Start of Supplied data

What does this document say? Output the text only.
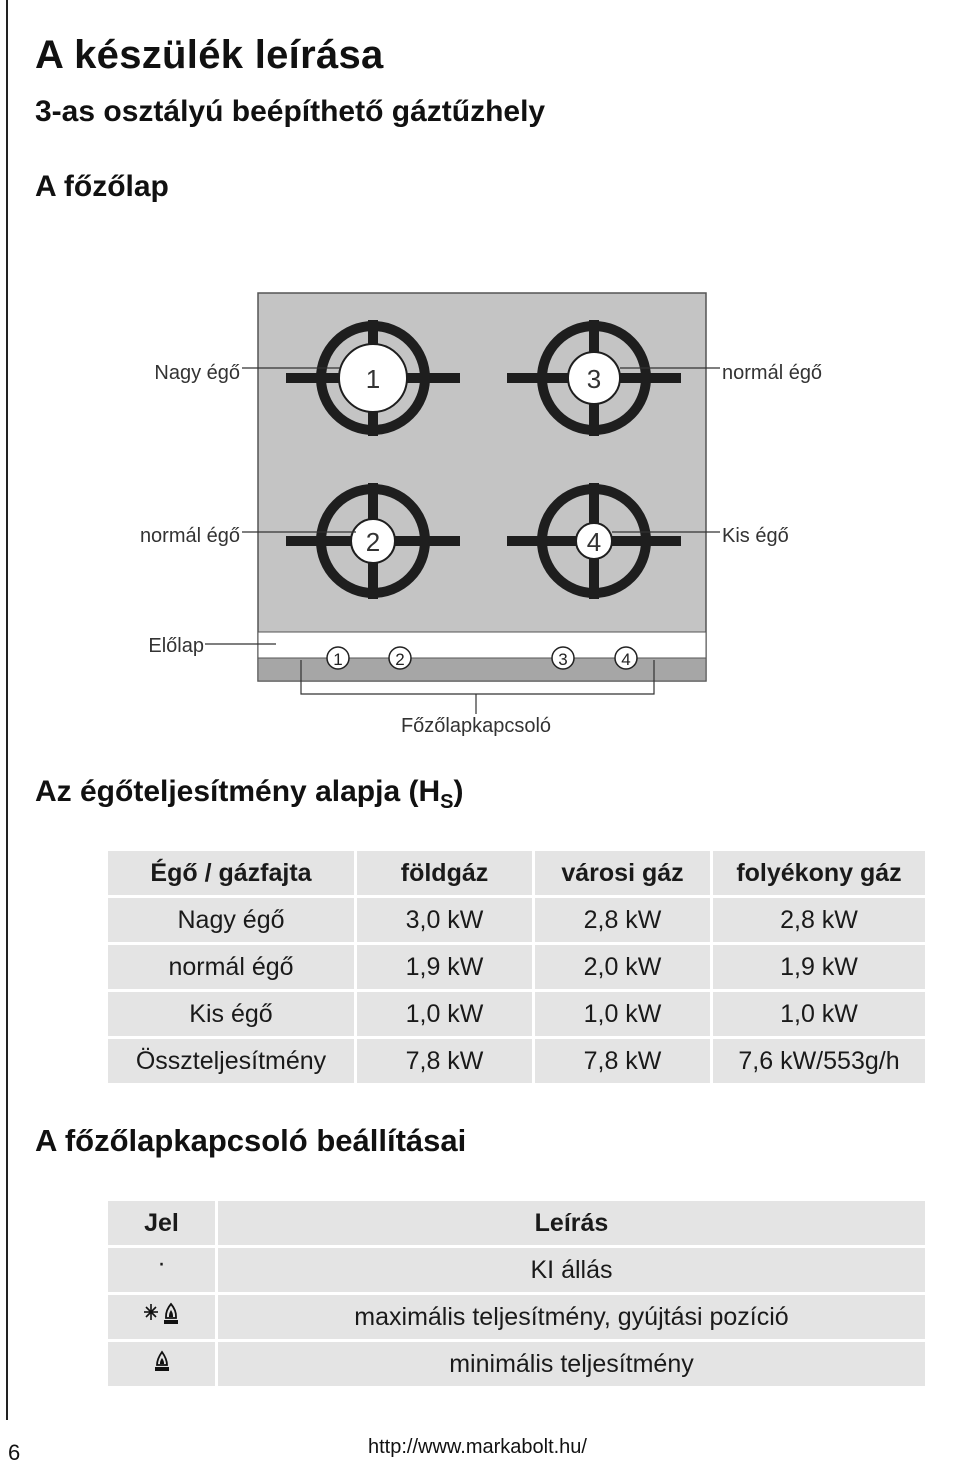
A készülék leírása
3-as osztályú beépíthető gáztűzhely
A főzőlap
1	3
2	4
Nagy égő	normál égő
normál égő	Kis égő
Előlap
1	2	3	4
Főzőlapkapcsoló
Az égőteljesítmény alapja $(H_S)$
Égő / gázfajta	földgáz	városi gáz	folyékony gáz
Nagy égő	3,0 kW	2,8 kW	2,8 kW
normál égő	1,9 kW	2,0 kW	1,9 kW
Kis égő	1,0 kW	1,0 kW	1,0 kW
Összteljesítmény	7,8 kW	7,8 kW	7,6 kW/553g/h
A főzőlapkapcsoló beállításai
Jel	Leírás
·	KI állás
	maximális teljesítmény, gyújtási pozíció
	minimális teljesítmény
6	http://www.markabolt.hu/
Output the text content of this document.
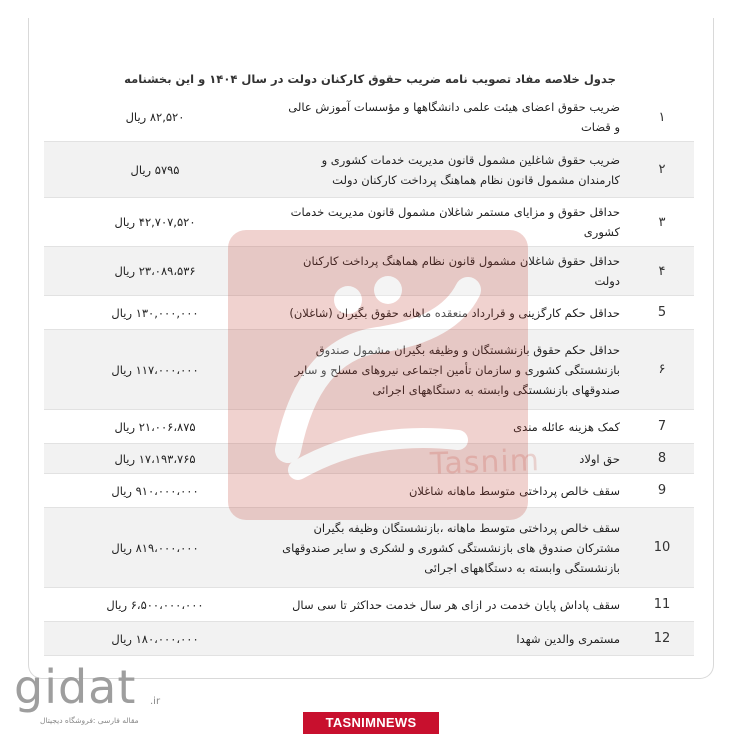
جدول خلاصه مفاد تصویب نامه ضریب حقوق کارکنان دولت در سال ۱۴۰۴ و این بخشنامه
۱	ضریب حقوق اعضای هیئت علمی دانشگاهها و مؤسسات آموزش عالی و قضات	۸۲,۵۲۰ ریال
۲	ضریب حقوق شاغلین مشمول قانون مدیریت خدمات کشوری و کارمندان مشمول قانون نظام هماهنگ پرداخت کارکنان دولت	۵۷۹۵ ریال
۳	حداقل حقوق و مزایای مستمر شاغلان مشمول قانون مدیریت خدمات کشوری	۴۲,۷۰۷,۵۲۰ ریال
۴	حداقل حقوق شاغلان مشمول قانون نظام هماهنگ پرداخت کارکنان دولت	۲۳،۰۸۹،۵۳۶ ریال
5	حداقل حکم کارگزینی و قرارداد منعقده ماهانه حقوق بگیران (شاغلان)	۱۳۰,۰۰۰,۰۰۰ ریال
۶	حداقل حکم حقوق بازنشستگان و وظیفه بگیران مشمول صندوق بازنشستگی کشوری و سازمان تأمین اجتماعی نیروهای مسلح و سایر صندوقهای بازنشستگی وابسته به دستگاههای اجرائی	۱۱۷،۰۰۰،۰۰۰ ریال
7	کمک هزینه عائله مندی	۲۱،۰۰۶،۸۷۵ ریال
8	حق اولاد	۱۷،۱۹۳،۷۶۵ ریال
9	سقف خالص پرداختی متوسط ماهانه شاغلان	۹۱۰،۰۰۰،۰۰۰ ریال
10	سقف خالص پرداختی متوسط ماهانه ،بازنشستگان وظیفه بگیران مشترکان صندوق های بازنشستگی کشوری و لشکری و سایر صندوقهای بازنشستگی وابسته به دستگاههای اجرائی	۸۱۹،۰۰۰،۰۰۰ ریال
11	سقف پاداش پایان خدمت در ازای هر سال خدمت حداکثر تا سی سال	۶،۵۰۰،۰۰۰،۰۰۰ ریال
12	مستمری والدین شهدا	۱۸۰،۰۰۰،۰۰۰ ریال
Tasnim
gidat .ir
مقاله فارسی :فروشگاه دیجیتال	TASNIMNEWS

End of Supplied data

Exercise aim:
Each line in the records above should be reproduced exactly; images are not copied.

Result of this task:
What does this document say? Output the text only.
A készülék leírása
3-as osztályú beépíthető gáztűzhely
A főzőlap
1	3
2	4
Nagy égő	normál égő
normál égő	Kis égő
Előlap
1	2	3	4
Főzőlapkapcsoló
Az égőteljesítmény alapja $(H_S)$
Égő / gázfajta	földgáz	városi gáz	folyékony gáz
Nagy égő	3,0 kW	2,8 kW	2,8 kW
normál égő	1,9 kW	2,0 kW	1,9 kW
Kis égő	1,0 kW	1,0 kW	1,0 kW
Összteljesítmény	7,8 kW	7,8 kW	7,6 kW/553g/h
A főzőlapkapcsoló beállításai
Jel	Leírás
·	KI állás
	maximális teljesítmény, gyújtási pozíció
	minimális teljesítmény
6	http://www.markabolt.hu/
Output the text content of this document.
جدول خلاصه مفاد تصویب نامه ضریب حقوق کارکنان دولت در سال ۱۴۰۴ و این بخشنامه
۱	ضریب حقوق اعضای هیئت علمی دانشگاهها و مؤسسات آموزش عالی و قضات	۸۲,۵۲۰ ریال
۲	ضریب حقوق شاغلین مشمول قانون مدیریت خدمات کشوری و کارمندان مشمول قانون نظام هماهنگ پرداخت کارکنان دولت	۵۷۹۵ ریال
۳	حداقل حقوق و مزایای مستمر شاغلان مشمول قانون مدیریت خدمات کشوری	۴۲,۷۰۷,۵۲۰ ریال
۴	حداقل حقوق شاغلان مشمول قانون نظام هماهنگ پرداخت کارکنان دولت	۲۳،۰۸۹،۵۳۶ ریال
5	حداقل حکم کارگزینی و قرارداد منعقده ماهانه حقوق بگیران (شاغلان)	۱۳۰,۰۰۰,۰۰۰ ریال
۶	حداقل حکم حقوق بازنشستگان و وظیفه بگیران مشمول صندوق بازنشستگی کشوری و سازمان تأمین اجتماعی نیروهای مسلح و سایر صندوقهای بازنشستگی وابسته به دستگاههای اجرائی	۱۱۷،۰۰۰،۰۰۰ ریال
7	کمک هزینه عائله مندی	۲۱،۰۰۶،۸۷۵ ریال
8	حق اولاد	۱۷،۱۹۳،۷۶۵ ریال
9	سقف خالص پرداختی متوسط ماهانه شاغلان	۹۱۰،۰۰۰،۰۰۰ ریال
10	سقف خالص پرداختی متوسط ماهانه ،بازنشستگان وظیفه بگیران مشترکان صندوق های بازنشستگی کشوری و لشکری و سایر صندوقهای بازنشستگی وابسته به دستگاههای اجرائی	۸۱۹،۰۰۰،۰۰۰ ریال
11	سقف پاداش پایان خدمت در ازای هر سال خدمت حداکثر تا سی سال	۶،۵۰۰،۰۰۰،۰۰۰ ریال
12	مستمری والدین شهدا	۱۸۰،۰۰۰،۰۰۰ ریال
Tasnim
gidat .ir
مقاله فارسی :فروشگاه دیجیتال	TASNIMNEWS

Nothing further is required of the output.